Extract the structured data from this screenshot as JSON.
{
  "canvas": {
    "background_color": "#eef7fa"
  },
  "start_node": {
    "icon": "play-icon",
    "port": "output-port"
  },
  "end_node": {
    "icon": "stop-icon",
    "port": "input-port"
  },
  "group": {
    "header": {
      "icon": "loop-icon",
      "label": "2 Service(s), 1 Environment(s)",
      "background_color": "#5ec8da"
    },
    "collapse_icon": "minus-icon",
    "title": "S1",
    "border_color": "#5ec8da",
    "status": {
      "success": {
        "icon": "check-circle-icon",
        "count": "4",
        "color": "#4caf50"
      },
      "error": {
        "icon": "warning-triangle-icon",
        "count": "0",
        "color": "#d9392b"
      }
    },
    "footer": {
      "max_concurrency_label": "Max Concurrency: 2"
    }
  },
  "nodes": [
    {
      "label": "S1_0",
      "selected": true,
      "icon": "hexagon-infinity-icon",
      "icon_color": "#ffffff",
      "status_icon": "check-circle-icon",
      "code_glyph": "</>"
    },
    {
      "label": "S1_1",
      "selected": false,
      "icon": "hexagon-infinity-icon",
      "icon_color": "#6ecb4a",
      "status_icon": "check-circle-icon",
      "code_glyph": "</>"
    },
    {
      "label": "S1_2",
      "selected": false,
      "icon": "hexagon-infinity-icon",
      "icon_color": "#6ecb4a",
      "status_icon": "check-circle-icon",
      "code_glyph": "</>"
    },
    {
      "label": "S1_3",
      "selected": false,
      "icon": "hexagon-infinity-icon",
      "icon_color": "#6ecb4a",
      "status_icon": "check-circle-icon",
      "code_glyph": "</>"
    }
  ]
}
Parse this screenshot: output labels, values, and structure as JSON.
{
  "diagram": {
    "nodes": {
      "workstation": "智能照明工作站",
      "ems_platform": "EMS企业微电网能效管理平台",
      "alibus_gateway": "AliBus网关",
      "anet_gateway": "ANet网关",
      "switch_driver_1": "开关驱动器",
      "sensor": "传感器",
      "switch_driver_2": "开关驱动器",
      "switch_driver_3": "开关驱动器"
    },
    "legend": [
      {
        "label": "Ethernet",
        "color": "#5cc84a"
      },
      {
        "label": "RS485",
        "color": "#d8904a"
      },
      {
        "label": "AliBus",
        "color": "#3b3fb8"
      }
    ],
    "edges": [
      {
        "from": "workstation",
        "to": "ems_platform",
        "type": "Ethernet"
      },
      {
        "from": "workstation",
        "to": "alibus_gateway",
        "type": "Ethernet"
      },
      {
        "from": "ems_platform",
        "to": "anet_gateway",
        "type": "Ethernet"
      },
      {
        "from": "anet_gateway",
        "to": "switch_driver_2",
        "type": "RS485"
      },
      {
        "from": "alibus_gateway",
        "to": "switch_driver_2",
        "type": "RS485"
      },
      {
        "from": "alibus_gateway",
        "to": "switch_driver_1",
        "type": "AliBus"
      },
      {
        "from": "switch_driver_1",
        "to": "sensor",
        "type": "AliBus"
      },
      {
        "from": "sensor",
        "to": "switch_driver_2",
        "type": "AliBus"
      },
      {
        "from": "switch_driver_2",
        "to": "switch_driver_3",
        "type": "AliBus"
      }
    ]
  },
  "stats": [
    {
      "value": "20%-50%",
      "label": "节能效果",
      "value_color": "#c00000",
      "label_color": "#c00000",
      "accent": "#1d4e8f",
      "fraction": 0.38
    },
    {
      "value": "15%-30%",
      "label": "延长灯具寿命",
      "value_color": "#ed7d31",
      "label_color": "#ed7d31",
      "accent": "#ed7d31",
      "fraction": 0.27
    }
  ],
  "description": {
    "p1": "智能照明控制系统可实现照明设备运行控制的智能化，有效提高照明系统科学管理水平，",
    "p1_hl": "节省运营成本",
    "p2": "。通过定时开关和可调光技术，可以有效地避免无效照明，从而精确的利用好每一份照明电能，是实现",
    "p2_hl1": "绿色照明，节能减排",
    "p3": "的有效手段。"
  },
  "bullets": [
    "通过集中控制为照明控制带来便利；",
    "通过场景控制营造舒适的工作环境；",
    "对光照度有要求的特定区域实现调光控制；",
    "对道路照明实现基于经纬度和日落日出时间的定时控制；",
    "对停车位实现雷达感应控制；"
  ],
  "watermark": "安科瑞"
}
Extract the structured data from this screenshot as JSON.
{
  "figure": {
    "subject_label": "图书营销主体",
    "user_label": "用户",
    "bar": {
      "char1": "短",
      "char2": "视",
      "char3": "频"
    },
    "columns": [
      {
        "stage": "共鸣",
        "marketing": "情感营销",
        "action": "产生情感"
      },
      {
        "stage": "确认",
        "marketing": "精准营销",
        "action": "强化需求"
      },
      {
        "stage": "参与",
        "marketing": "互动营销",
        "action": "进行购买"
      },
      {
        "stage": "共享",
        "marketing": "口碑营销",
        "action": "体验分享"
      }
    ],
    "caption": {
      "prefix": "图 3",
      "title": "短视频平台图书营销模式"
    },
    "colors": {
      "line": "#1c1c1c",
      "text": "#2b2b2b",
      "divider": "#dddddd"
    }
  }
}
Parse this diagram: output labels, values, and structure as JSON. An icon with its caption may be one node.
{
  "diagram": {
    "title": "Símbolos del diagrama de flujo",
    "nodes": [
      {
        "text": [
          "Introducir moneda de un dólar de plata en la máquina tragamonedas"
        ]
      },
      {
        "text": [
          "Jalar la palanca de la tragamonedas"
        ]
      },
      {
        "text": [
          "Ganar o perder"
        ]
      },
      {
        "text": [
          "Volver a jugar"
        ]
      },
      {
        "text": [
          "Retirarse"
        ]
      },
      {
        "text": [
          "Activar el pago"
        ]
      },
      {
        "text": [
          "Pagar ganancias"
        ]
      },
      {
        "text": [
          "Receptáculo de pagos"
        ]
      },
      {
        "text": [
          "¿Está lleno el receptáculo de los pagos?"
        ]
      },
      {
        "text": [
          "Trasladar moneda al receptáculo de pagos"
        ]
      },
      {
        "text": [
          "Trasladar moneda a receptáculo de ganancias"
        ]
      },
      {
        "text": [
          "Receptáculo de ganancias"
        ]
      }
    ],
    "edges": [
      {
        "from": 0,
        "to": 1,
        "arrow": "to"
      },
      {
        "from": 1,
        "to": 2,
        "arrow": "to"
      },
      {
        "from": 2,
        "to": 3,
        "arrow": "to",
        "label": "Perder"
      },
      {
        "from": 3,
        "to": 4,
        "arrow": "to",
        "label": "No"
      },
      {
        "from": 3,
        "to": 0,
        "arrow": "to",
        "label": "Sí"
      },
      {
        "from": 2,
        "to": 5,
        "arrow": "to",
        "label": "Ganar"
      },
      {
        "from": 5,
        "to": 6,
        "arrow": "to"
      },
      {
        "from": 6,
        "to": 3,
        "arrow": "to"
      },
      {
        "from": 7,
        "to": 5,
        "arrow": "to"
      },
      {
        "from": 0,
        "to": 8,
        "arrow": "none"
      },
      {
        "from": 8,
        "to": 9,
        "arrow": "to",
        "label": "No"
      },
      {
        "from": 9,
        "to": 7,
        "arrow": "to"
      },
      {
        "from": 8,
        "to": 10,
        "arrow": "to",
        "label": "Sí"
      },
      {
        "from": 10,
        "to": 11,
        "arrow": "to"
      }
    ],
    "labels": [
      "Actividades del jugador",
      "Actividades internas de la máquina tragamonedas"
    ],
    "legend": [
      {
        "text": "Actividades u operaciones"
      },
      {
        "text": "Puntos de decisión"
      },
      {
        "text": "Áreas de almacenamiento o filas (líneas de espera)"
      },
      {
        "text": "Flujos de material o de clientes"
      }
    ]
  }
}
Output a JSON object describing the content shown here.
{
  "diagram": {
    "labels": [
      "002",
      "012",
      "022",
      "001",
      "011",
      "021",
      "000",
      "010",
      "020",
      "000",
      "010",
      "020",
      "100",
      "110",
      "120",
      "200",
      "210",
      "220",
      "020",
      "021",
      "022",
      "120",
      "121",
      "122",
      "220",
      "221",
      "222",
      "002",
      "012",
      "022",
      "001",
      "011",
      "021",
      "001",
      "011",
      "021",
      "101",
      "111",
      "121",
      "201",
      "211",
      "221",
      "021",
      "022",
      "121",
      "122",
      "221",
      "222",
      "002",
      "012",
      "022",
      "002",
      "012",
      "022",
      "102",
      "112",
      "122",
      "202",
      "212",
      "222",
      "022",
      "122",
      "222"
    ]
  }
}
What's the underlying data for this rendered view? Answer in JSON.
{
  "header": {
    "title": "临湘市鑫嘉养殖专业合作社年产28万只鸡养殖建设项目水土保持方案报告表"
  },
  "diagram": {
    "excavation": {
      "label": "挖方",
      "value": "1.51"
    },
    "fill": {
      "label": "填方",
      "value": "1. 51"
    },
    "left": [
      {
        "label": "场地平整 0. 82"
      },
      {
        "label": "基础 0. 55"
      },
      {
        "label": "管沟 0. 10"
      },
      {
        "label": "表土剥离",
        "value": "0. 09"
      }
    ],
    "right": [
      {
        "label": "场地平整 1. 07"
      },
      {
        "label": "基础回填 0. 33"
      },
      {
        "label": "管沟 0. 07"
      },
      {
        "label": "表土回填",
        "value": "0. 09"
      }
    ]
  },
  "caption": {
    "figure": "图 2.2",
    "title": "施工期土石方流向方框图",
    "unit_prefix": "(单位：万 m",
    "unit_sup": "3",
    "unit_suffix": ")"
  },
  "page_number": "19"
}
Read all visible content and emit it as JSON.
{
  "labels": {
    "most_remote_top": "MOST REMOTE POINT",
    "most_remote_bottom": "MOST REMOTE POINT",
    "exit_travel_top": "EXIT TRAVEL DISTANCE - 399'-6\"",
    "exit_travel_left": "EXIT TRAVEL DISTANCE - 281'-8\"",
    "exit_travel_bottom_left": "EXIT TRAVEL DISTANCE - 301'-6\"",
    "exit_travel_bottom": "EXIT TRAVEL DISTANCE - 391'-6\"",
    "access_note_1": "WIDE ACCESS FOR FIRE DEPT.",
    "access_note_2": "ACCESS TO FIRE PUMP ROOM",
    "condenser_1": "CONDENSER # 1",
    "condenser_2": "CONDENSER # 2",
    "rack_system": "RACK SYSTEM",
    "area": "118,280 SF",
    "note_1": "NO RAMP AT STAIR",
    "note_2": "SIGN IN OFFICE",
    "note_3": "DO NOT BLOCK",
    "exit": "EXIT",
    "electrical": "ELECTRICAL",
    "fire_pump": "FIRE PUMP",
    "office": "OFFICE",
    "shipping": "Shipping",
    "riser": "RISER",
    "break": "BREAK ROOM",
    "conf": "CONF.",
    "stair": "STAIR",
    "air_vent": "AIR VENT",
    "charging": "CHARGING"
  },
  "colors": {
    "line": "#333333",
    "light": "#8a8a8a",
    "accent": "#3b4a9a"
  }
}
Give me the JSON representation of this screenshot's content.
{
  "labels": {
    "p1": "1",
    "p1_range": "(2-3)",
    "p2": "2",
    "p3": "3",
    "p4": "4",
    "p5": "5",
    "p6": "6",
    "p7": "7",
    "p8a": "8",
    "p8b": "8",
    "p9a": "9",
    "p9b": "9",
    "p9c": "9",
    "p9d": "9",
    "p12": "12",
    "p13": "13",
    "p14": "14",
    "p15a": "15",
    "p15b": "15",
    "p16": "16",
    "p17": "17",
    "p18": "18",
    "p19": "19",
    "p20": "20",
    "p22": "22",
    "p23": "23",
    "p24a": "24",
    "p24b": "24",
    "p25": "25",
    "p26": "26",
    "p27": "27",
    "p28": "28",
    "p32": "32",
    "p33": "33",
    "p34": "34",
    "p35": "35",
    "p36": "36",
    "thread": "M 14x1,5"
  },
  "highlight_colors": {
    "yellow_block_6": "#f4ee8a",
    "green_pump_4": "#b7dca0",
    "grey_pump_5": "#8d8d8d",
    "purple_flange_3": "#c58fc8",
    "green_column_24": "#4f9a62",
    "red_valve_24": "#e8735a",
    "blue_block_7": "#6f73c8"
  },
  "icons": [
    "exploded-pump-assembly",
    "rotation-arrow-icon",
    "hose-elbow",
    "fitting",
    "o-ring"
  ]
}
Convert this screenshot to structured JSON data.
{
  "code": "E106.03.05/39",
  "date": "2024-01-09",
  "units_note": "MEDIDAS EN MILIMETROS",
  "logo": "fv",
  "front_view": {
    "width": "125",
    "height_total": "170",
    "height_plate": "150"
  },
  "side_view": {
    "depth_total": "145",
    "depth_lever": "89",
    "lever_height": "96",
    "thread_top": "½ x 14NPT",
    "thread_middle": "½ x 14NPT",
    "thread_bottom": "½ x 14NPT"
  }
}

┄┄┄┄┄┄┄┄┄┄

• Task
Working from the entries above, return all lines that contain "POINT".

• Answer to the task
    "most_remote_top": "MOST REMOTE POINT",
    "most_remote_bottom": "MOST REMOTE POINT",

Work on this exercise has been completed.